**Task directions:**
All of the data must be printed exactly; please include every line.

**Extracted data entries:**
■ ■ ■ ■
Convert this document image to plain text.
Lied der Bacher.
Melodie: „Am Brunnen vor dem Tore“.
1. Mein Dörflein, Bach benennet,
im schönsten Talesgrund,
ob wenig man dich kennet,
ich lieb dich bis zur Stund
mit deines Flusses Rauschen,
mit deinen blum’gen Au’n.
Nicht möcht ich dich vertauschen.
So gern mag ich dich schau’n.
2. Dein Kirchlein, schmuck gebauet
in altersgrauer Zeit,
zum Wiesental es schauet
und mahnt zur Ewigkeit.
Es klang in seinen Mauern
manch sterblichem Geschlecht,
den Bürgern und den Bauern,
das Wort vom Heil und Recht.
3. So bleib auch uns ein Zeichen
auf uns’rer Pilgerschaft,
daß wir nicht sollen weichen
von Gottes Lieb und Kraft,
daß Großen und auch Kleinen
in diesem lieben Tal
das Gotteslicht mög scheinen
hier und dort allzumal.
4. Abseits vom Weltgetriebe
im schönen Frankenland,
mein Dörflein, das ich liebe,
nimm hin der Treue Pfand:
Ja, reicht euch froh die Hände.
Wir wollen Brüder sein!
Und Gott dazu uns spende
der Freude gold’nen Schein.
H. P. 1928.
■ ■ ■ ■
**Task response:**
Convert this document image to plain text.
Lied der Bacher.
Melodie: „Am Brunnen vor dem Tore“.
1. Mein Dörflein, Bach benennet,
im schönsten Talesgrund,
ob wenig man dich kennet,
ich lieb dich bis zur Stund
mit deines Flusses Rauschen,
mit deinen blum’gen Au’n.
Nicht möcht ich dich vertauschen.
So gern mag ich dich schau’n.
2. Dein Kirchlein, schmuck gebauet
in altersgrauer Zeit,
zum Wiesental es schauet
und mahnt zur Ewigkeit.
Es klang in seinen Mauern
manch sterblichem Geschlecht,
den Bürgern und den Bauern,
das Wort vom Heil und Recht.
3. So bleib auch uns ein Zeichen
auf uns’rer Pilgerschaft,
daß wir nicht sollen weichen
von Gottes Lieb und Kraft,
daß Großen und auch Kleinen
in diesem lieben Tal
das Gotteslicht mög scheinen
hier und dort allzumal.
4. Abseits vom Weltgetriebe
im schönen Frankenland,
mein Dörflein, das ich liebe,
nimm hin der Treue Pfand:
Ja, reicht euch froh die Hände.
Wir wollen Brüder sein!
Und Gott dazu uns spende
der Freude gold’nen Schein.
H. P. 1928.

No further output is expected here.